[start GIVEN DATA]

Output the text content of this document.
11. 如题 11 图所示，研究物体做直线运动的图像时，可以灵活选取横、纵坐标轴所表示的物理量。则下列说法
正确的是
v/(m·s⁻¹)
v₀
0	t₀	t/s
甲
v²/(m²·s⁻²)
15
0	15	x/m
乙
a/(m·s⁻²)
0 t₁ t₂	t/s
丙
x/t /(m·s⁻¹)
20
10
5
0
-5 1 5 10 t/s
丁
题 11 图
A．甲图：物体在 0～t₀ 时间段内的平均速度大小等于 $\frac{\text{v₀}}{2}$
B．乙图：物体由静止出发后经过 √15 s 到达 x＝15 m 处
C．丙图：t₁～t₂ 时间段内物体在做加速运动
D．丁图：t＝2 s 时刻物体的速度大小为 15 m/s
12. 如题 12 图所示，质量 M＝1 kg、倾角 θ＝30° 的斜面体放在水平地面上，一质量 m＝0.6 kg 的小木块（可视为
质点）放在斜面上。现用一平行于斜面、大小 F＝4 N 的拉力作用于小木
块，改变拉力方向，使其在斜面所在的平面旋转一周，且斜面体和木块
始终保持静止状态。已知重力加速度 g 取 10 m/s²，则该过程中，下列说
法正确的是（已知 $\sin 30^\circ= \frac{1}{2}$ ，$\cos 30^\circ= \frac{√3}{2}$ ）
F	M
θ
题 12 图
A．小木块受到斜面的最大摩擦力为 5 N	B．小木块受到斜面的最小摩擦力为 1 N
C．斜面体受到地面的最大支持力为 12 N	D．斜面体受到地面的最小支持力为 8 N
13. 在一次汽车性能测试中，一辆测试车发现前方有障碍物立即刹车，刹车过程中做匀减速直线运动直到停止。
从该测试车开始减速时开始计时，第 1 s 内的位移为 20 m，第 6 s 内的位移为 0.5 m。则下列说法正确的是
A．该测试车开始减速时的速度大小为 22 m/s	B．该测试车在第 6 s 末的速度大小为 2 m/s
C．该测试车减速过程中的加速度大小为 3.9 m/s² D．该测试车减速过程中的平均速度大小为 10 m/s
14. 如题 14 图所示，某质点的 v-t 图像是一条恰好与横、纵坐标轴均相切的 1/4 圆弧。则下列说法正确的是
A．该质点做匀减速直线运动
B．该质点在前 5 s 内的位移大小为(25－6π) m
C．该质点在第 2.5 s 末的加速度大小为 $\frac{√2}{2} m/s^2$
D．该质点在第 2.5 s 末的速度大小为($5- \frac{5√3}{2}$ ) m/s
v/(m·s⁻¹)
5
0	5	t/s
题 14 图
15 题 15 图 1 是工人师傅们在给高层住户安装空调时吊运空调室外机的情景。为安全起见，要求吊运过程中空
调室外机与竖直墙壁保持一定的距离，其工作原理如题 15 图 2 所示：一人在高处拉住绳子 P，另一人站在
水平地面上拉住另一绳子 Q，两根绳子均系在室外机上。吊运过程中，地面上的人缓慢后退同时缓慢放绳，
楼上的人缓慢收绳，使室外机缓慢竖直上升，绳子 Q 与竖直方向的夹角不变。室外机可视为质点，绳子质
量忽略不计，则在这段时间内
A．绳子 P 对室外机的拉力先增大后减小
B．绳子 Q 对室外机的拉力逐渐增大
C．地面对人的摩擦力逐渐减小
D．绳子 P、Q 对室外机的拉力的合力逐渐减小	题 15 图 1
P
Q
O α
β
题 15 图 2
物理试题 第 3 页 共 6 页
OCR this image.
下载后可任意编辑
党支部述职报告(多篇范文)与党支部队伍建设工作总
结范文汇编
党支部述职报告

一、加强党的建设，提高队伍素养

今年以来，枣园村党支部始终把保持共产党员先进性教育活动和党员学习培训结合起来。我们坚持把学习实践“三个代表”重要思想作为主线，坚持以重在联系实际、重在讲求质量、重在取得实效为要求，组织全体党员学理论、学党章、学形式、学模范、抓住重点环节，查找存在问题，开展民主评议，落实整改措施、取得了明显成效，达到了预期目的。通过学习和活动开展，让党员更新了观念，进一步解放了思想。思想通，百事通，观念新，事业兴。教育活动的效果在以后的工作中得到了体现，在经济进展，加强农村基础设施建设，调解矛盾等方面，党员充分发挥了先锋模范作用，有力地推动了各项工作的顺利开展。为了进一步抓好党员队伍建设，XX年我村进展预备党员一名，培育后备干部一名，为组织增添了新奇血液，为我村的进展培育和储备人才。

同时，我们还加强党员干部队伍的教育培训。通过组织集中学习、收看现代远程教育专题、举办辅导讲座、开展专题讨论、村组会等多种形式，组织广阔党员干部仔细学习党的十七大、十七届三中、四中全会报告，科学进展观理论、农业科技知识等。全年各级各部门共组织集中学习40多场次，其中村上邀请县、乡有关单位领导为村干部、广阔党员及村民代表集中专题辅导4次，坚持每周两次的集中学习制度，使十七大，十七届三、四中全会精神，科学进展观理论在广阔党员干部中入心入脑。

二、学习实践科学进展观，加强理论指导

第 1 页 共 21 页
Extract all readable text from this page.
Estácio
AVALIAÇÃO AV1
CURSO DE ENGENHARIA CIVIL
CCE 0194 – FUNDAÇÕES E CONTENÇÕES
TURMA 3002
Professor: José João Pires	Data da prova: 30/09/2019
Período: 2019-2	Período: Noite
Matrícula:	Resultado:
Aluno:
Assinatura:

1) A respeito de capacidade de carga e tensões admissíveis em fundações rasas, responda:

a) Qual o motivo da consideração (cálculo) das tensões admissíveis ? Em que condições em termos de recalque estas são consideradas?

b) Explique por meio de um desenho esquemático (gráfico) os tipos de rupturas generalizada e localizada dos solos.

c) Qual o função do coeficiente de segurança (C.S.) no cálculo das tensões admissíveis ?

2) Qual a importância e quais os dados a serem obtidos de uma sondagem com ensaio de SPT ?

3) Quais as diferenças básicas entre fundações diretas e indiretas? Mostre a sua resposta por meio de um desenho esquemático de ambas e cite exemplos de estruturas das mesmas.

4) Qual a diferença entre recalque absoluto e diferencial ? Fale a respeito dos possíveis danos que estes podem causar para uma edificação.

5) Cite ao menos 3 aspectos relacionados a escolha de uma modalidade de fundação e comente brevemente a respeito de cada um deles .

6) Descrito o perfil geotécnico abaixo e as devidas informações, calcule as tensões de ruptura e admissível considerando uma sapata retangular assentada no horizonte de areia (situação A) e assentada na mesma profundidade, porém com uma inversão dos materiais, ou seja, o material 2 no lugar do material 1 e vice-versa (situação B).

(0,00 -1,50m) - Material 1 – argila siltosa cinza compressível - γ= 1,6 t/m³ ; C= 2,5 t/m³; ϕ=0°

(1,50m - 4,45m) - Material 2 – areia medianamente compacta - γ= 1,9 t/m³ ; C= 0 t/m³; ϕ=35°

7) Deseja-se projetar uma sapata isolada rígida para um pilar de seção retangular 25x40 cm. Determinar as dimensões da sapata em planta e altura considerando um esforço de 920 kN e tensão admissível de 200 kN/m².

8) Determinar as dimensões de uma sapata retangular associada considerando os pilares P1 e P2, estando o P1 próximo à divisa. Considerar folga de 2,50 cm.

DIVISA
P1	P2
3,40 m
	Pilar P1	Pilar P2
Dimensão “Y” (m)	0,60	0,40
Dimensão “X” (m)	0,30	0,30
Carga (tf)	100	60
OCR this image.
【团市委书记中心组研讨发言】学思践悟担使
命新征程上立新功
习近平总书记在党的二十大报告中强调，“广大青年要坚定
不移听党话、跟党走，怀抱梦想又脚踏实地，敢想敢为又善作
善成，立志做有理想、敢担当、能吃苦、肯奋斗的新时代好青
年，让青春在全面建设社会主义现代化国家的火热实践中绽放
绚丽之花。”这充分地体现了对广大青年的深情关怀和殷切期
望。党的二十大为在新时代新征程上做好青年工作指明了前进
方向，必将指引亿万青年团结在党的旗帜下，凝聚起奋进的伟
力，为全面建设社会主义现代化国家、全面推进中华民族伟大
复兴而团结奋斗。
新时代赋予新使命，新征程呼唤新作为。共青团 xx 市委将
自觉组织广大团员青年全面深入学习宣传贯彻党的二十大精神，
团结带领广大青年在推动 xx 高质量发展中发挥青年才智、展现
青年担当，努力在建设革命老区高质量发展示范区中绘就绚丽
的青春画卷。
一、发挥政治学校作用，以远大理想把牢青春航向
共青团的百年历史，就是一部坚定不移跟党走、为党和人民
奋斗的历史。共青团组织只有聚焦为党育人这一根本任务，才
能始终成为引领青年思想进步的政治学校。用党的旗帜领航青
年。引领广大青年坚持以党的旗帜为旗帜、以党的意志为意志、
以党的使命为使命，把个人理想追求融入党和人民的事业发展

[end GIVEN DATA]

INSTRUCTIONS TO FOLLOW: Where a line holds "cálculo", copy it out.

REPLY:
a) Qual o motivo da consideração (cálculo) das tensões admissíveis ? Em que condições em termos de recalque estas são consideradas?
c) Qual o função do coeficiente de segurança (C.S.) no cálculo das tensões admissíveis ?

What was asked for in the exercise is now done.